_WHAT YOU SHOULD DO:_ Each entry in the listing below should be restated word for word.

BEGIN DATA LISTING

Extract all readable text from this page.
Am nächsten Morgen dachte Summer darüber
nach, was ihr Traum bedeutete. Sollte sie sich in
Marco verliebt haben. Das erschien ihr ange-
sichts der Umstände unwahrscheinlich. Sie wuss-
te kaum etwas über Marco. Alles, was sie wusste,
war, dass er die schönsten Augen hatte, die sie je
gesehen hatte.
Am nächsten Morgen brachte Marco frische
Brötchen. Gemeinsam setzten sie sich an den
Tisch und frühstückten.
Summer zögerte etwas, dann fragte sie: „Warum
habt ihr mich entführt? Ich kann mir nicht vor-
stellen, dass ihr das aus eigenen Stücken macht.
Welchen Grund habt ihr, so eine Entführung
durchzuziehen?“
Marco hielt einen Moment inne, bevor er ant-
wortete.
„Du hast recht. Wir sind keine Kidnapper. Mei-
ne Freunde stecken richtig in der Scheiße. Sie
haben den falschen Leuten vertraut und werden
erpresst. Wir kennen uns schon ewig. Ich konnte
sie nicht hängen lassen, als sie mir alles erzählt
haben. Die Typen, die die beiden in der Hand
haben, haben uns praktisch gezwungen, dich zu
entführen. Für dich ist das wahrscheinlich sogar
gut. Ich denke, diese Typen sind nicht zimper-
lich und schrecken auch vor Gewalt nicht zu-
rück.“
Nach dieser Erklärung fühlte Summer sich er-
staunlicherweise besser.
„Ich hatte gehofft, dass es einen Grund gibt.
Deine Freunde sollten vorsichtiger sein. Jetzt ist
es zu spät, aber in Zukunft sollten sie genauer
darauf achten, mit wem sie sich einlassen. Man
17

END DATA LISTING

_WRITTEN RESPONSE:_
Extract all readable text from this page.
Am nächsten Morgen dachte Summer darüber
nach, was ihr Traum bedeutete. Sollte sie sich in
Marco verliebt haben. Das erschien ihr ange-
sichts der Umstände unwahrscheinlich. Sie wuss-
te kaum etwas über Marco. Alles, was sie wusste,
war, dass er die schönsten Augen hatte, die sie je
gesehen hatte.
Am nächsten Morgen brachte Marco frische
Brötchen. Gemeinsam setzten sie sich an den
Tisch und frühstückten.
Summer zögerte etwas, dann fragte sie: „Warum
habt ihr mich entführt? Ich kann mir nicht vor-
stellen, dass ihr das aus eigenen Stücken macht.
Welchen Grund habt ihr, so eine Entführung
durchzuziehen?“
Marco hielt einen Moment inne, bevor er ant-
wortete.
„Du hast recht. Wir sind keine Kidnapper. Mei-
ne Freunde stecken richtig in der Scheiße. Sie
haben den falschen Leuten vertraut und werden
erpresst. Wir kennen uns schon ewig. Ich konnte
sie nicht hängen lassen, als sie mir alles erzählt
haben. Die Typen, die die beiden in der Hand
haben, haben uns praktisch gezwungen, dich zu
entführen. Für dich ist das wahrscheinlich sogar
gut. Ich denke, diese Typen sind nicht zimper-
lich und schrecken auch vor Gewalt nicht zu-
rück.“
Nach dieser Erklärung fühlte Summer sich er-
staunlicherweise besser.
„Ich hatte gehofft, dass es einen Grund gibt.
Deine Freunde sollten vorsichtiger sein. Jetzt ist
es zu spät, aber in Zukunft sollten sie genauer
darauf achten, mit wem sie sich einlassen. Man
17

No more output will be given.